DATA ENTRIES >>
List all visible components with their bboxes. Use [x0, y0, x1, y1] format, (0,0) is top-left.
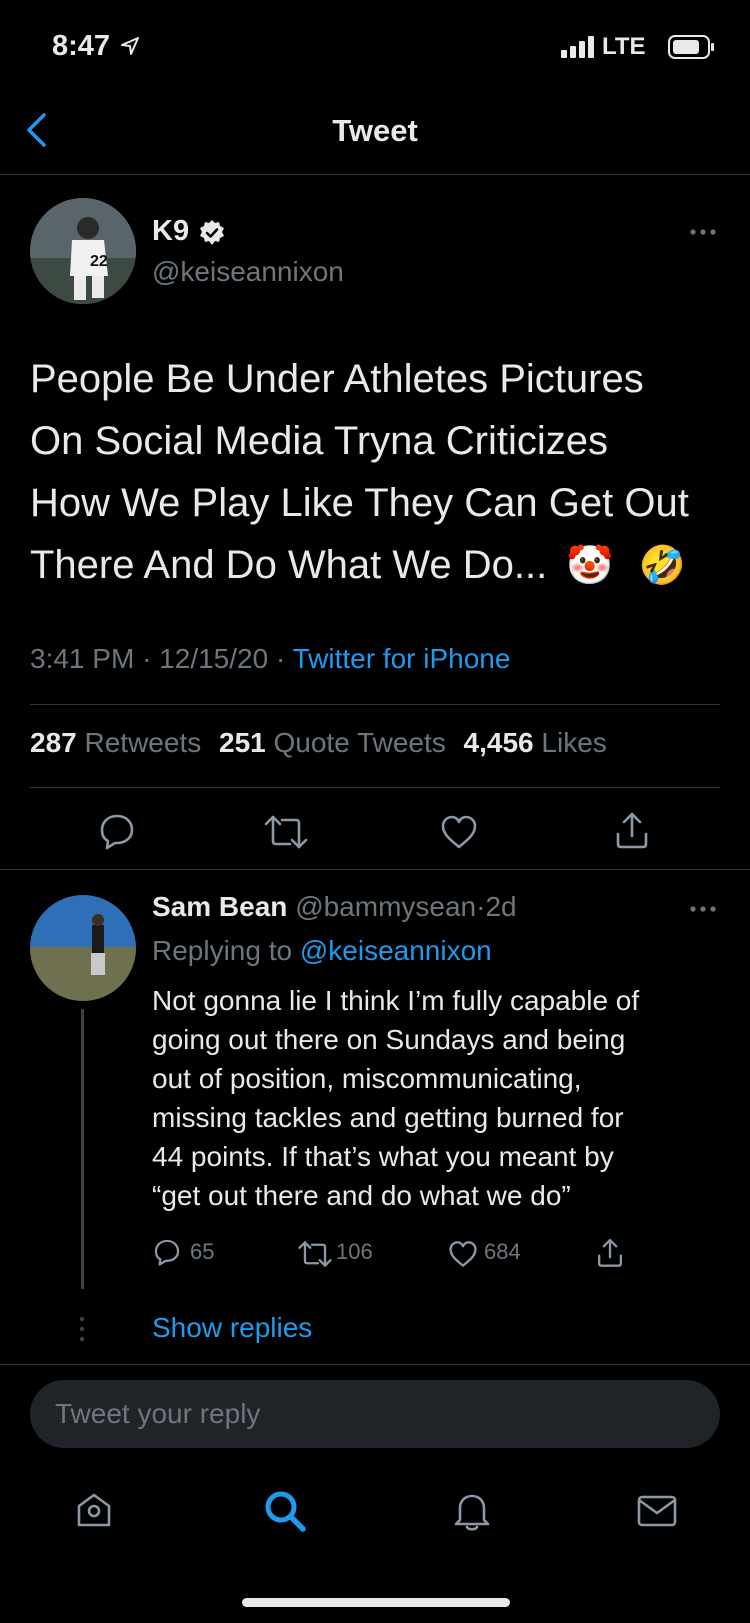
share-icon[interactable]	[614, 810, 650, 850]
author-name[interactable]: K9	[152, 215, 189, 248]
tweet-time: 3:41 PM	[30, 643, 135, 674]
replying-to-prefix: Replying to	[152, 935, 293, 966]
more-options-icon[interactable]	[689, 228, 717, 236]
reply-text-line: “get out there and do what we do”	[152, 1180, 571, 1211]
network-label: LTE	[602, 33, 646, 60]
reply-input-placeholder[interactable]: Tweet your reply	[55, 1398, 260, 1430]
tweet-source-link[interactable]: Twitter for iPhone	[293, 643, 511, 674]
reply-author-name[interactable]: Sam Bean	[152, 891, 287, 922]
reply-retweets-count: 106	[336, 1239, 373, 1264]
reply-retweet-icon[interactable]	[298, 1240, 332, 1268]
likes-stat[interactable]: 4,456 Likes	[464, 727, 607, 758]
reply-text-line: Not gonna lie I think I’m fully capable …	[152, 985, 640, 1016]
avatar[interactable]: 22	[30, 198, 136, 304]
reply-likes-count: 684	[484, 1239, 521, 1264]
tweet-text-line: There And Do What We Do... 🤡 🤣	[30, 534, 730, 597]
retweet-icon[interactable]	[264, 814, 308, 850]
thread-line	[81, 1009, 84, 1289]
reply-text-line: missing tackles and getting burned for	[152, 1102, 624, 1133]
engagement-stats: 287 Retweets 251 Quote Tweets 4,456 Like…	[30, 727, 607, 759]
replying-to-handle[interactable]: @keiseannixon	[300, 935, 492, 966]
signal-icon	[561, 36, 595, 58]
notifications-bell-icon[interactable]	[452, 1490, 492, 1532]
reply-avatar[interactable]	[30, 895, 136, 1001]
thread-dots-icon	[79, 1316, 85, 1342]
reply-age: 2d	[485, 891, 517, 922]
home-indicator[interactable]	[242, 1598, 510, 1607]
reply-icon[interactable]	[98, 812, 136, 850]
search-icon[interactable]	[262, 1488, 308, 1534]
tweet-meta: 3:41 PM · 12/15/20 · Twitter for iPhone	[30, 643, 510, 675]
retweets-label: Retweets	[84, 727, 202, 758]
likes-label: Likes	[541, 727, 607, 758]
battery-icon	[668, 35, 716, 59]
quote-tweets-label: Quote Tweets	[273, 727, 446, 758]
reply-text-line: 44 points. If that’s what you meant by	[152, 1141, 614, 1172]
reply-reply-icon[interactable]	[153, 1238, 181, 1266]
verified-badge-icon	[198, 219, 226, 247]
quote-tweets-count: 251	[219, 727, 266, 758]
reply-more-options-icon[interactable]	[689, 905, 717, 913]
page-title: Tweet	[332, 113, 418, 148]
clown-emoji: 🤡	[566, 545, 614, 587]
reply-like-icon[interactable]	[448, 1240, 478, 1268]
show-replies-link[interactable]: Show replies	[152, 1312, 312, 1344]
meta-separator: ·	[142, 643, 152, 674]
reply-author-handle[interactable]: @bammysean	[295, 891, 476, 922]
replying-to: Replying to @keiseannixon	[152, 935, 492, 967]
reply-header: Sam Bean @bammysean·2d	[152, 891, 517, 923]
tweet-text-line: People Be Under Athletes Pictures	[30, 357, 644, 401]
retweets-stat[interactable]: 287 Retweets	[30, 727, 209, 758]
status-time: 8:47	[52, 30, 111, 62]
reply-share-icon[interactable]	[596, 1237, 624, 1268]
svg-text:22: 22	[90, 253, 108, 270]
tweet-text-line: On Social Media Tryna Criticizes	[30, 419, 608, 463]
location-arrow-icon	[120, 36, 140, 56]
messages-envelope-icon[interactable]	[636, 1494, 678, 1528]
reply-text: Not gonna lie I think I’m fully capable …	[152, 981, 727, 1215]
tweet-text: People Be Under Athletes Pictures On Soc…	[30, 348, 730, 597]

TASK DIRECTIONS >>
Pick out every line in the entries above that contains the string "text", and copy each one in full.

EXERCISE SOLUTION >>
reply-text-line: “get out there and do what we do”	[152, 1180, 571, 1211]
reply-text-line: Not gonna lie I think I’m fully capable …	[152, 985, 640, 1016]
tweet-text-line: There And Do What We Do... 🤡 🤣	[30, 534, 730, 597]
reply-text-line: missing tackles and getting burned for	[152, 1102, 624, 1133]
reply-text-line: 44 points. If that’s what you meant by	[152, 1141, 614, 1172]
tweet-text-line: People Be Under Athletes Pictures	[30, 357, 644, 401]
svg-text:22: 22	[90, 253, 108, 270]
tweet-text-line: On Social Media Tryna Criticizes	[30, 419, 608, 463]
reply-text: Not gonna lie I think I’m fully capable …	[152, 981, 727, 1215]
tweet-text: People Be Under Athletes Pictures On Soc…	[30, 348, 730, 597]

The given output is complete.